Direction> Give the data a second time, exactly and in full.

* START *

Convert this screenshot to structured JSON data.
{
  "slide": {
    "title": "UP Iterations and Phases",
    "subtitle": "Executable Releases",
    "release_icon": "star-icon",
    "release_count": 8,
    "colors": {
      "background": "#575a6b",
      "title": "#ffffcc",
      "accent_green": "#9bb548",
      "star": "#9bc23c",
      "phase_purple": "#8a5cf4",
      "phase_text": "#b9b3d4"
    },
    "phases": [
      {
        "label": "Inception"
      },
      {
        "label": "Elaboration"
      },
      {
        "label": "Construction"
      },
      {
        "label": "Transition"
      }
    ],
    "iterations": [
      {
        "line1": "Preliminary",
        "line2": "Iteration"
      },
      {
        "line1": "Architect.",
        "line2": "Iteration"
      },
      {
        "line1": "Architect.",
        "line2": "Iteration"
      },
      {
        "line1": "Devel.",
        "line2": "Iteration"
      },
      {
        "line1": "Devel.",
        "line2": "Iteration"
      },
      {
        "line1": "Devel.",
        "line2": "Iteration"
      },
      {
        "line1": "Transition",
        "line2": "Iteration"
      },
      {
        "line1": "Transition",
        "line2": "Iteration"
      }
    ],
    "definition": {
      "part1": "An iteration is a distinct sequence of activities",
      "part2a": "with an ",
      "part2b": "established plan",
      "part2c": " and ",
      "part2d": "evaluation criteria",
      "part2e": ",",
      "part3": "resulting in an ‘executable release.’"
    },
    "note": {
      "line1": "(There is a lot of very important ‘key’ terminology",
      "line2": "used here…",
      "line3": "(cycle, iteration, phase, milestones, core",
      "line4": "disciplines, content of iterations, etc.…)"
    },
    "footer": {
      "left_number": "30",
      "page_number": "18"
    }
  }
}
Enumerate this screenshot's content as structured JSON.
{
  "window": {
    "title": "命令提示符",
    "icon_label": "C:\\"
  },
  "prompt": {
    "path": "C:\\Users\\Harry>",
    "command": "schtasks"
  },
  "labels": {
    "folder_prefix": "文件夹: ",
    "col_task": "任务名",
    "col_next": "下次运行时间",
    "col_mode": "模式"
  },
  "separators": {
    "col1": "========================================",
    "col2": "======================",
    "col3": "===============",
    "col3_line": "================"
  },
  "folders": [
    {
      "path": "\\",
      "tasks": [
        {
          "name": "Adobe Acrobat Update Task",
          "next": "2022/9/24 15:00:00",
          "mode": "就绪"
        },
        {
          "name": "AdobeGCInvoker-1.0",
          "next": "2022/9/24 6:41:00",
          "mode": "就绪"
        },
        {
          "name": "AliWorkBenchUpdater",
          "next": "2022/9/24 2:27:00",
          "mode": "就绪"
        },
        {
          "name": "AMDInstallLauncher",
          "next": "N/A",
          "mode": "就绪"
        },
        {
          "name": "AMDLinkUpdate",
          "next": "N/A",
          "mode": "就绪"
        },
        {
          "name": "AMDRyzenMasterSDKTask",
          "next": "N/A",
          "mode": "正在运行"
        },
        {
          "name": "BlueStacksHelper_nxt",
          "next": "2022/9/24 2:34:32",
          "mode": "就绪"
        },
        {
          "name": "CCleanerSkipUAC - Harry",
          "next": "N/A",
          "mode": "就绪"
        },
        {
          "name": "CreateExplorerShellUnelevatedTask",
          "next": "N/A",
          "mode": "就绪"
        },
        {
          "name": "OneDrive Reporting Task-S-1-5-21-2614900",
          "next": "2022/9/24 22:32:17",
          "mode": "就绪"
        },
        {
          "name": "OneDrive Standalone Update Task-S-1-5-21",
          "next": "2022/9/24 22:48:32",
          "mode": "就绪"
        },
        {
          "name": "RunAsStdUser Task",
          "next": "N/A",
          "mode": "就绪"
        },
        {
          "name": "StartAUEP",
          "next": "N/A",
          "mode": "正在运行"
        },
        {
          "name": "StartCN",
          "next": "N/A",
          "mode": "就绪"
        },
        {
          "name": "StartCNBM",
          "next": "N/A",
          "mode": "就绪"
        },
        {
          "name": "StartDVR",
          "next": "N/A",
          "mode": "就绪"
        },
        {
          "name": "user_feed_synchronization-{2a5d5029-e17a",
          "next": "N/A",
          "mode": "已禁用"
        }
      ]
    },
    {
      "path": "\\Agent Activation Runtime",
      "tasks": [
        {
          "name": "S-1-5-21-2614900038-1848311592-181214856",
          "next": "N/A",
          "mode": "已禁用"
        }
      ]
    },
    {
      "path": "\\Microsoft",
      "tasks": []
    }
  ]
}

* END *

Exercise result>
Convert this screenshot to structured JSON data.
{
  "slide": {
    "title": "UP Iterations and Phases",
    "subtitle": "Executable Releases",
    "release_icon": "star-icon",
    "release_count": 8,
    "colors": {
      "background": "#575a6b",
      "title": "#ffffcc",
      "accent_green": "#9bb548",
      "star": "#9bc23c",
      "phase_purple": "#8a5cf4",
      "phase_text": "#b9b3d4"
    },
    "phases": [
      {
        "label": "Inception"
      },
      {
        "label": "Elaboration"
      },
      {
        "label": "Construction"
      },
      {
        "label": "Transition"
      }
    ],
    "iterations": [
      {
        "line1": "Preliminary",
        "line2": "Iteration"
      },
      {
        "line1": "Architect.",
        "line2": "Iteration"
      },
      {
        "line1": "Architect.",
        "line2": "Iteration"
      },
      {
        "line1": "Devel.",
        "line2": "Iteration"
      },
      {
        "line1": "Devel.",
        "line2": "Iteration"
      },
      {
        "line1": "Devel.",
        "line2": "Iteration"
      },
      {
        "line1": "Transition",
        "line2": "Iteration"
      },
      {
        "line1": "Transition",
        "line2": "Iteration"
      }
    ],
    "definition": {
      "part1": "An iteration is a distinct sequence of activities",
      "part2a": "with an ",
      "part2b": "established plan",
      "part2c": " and ",
      "part2d": "evaluation criteria",
      "part2e": ",",
      "part3": "resulting in an ‘executable release.’"
    },
    "note": {
      "line1": "(There is a lot of very important ‘key’ terminology",
      "line2": "used here…",
      "line3": "(cycle, iteration, phase, milestones, core",
      "line4": "disciplines, content of iterations, etc.…)"
    },
    "footer": {
      "left_number": "30",
      "page_number": "18"
    }
  }
}
Enumerate this screenshot's content as structured JSON.
{
  "window": {
    "title": "命令提示符",
    "icon_label": "C:\\"
  },
  "prompt": {
    "path": "C:\\Users\\Harry>",
    "command": "schtasks"
  },
  "labels": {
    "folder_prefix": "文件夹: ",
    "col_task": "任务名",
    "col_next": "下次运行时间",
    "col_mode": "模式"
  },
  "separators": {
    "col1": "========================================",
    "col2": "======================",
    "col3": "===============",
    "col3_line": "================"
  },
  "folders": [
    {
      "path": "\\",
      "tasks": [
        {
          "name": "Adobe Acrobat Update Task",
          "next": "2022/9/24 15:00:00",
          "mode": "就绪"
        },
        {
          "name": "AdobeGCInvoker-1.0",
          "next": "2022/9/24 6:41:00",
          "mode": "就绪"
        },
        {
          "name": "AliWorkBenchUpdater",
          "next": "2022/9/24 2:27:00",
          "mode": "就绪"
        },
        {
          "name": "AMDInstallLauncher",
          "next": "N/A",
          "mode": "就绪"
        },
        {
          "name": "AMDLinkUpdate",
          "next": "N/A",
          "mode": "就绪"
        },
        {
          "name": "AMDRyzenMasterSDKTask",
          "next": "N/A",
          "mode": "正在运行"
        },
        {
          "name": "BlueStacksHelper_nxt",
          "next": "2022/9/24 2:34:32",
          "mode": "就绪"
        },
        {
          "name": "CCleanerSkipUAC - Harry",
          "next": "N/A",
          "mode": "就绪"
        },
        {
          "name": "CreateExplorerShellUnelevatedTask",
          "next": "N/A",
          "mode": "就绪"
        },
        {
          "name": "OneDrive Reporting Task-S-1-5-21-2614900",
          "next": "2022/9/24 22:32:17",
          "mode": "就绪"
        },
        {
          "name": "OneDrive Standalone Update Task-S-1-5-21",
          "next": "2022/9/24 22:48:32",
          "mode": "就绪"
        },
        {
          "name": "RunAsStdUser Task",
          "next": "N/A",
          "mode": "就绪"
        },
        {
          "name": "StartAUEP",
          "next": "N/A",
          "mode": "正在运行"
        },
        {
          "name": "StartCN",
          "next": "N/A",
          "mode": "就绪"
        },
        {
          "name": "StartCNBM",
          "next": "N/A",
          "mode": "就绪"
        },
        {
          "name": "StartDVR",
          "next": "N/A",
          "mode": "就绪"
        },
        {
          "name": "user_feed_synchronization-{2a5d5029-e17a",
          "next": "N/A",
          "mode": "已禁用"
        }
      ]
    },
    {
      "path": "\\Agent Activation Runtime",
      "tasks": [
        {
          "name": "S-1-5-21-2614900038-1848311592-181214856",
          "next": "N/A",
          "mode": "已禁用"
        }
      ]
    },
    {
      "path": "\\Microsoft",
      "tasks": []
    }
  ]
}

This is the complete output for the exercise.